Please print all of the material below, word for word.

[Collected data]
+++++
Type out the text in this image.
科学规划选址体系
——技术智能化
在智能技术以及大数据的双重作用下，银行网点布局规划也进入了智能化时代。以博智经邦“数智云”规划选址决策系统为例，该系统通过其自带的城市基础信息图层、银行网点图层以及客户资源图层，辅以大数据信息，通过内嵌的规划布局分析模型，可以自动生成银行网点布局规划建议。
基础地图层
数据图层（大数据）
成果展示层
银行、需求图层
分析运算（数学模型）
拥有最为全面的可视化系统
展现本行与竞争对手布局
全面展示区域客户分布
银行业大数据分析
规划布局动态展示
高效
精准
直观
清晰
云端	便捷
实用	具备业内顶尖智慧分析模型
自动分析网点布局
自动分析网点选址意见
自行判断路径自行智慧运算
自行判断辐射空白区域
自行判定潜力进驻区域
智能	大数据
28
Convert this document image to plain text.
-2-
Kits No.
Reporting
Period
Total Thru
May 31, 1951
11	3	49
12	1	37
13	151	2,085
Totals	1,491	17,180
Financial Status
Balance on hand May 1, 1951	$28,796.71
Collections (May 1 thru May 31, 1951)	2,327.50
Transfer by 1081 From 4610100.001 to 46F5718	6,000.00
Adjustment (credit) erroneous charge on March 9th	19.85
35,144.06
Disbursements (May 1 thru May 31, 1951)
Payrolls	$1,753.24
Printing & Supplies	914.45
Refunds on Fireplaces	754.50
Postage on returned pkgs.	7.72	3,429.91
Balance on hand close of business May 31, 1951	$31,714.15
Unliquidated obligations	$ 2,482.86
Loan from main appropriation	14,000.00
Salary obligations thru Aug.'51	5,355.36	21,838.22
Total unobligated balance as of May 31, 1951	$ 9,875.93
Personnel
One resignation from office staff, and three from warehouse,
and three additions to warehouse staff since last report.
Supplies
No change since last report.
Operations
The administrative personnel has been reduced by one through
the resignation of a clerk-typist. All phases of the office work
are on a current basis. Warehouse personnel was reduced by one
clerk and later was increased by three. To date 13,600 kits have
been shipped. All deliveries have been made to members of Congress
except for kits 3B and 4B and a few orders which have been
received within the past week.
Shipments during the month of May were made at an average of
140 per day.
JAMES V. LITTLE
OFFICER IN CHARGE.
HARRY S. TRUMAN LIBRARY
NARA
+++++
**RESPONSE:**
Type out the text in this image.
科学规划选址体系
——技术智能化
在智能技术以及大数据的双重作用下，银行网点布局规划也进入了智能化时代。以博智经邦“数智云”规划选址决策系统为例，该系统通过其自带的城市基础信息图层、银行网点图层以及客户资源图层，辅以大数据信息，通过内嵌的规划布局分析模型，可以自动生成银行网点布局规划建议。
基础地图层
数据图层（大数据）
成果展示层
银行、需求图层
分析运算（数学模型）
拥有最为全面的可视化系统
展现本行与竞争对手布局
全面展示区域客户分布
银行业大数据分析
规划布局动态展示
高效
精准
直观
清晰
云端	便捷
实用	具备业内顶尖智慧分析模型
自动分析网点布局
自动分析网点选址意见
自行判断路径自行智慧运算
自行判断辐射空白区域
自行判定潜力进驻区域
智能	大数据
28
Convert this document image to plain text.
-2-
Kits No.
Reporting
Period
Total Thru
May 31, 1951
11	3	49
12	1	37
13	151	2,085
Totals	1,491	17,180
Financial Status
Balance on hand May 1, 1951	$28,796.71
Collections (May 1 thru May 31, 1951)	2,327.50
Transfer by 1081 From 4610100.001 to 46F5718	6,000.00
Adjustment (credit) erroneous charge on March 9th	19.85
35,144.06
Disbursements (May 1 thru May 31, 1951)
Payrolls	$1,753.24
Printing & Supplies	914.45
Refunds on Fireplaces	754.50
Postage on returned pkgs.	7.72	3,429.91
Balance on hand close of business May 31, 1951	$31,714.15
Unliquidated obligations	$ 2,482.86
Loan from main appropriation	14,000.00
Salary obligations thru Aug.'51	5,355.36	21,838.22
Total unobligated balance as of May 31, 1951	$ 9,875.93
Personnel
One resignation from office staff, and three from warehouse,
and three additions to warehouse staff since last report.
Supplies
No change since last report.
Operations
The administrative personnel has been reduced by one through
the resignation of a clerk-typist. All phases of the office work
are on a current basis. Warehouse personnel was reduced by one
clerk and later was increased by three. To date 13,600 kits have
been shipped. All deliveries have been made to members of Congress
except for kits 3B and 4B and a few orders which have been
received within the past week.
Shipments during the month of May were made at an average of
140 per day.
JAMES V. LITTLE
OFFICER IN CHARGE.
HARRY S. TRUMAN LIBRARY
NARA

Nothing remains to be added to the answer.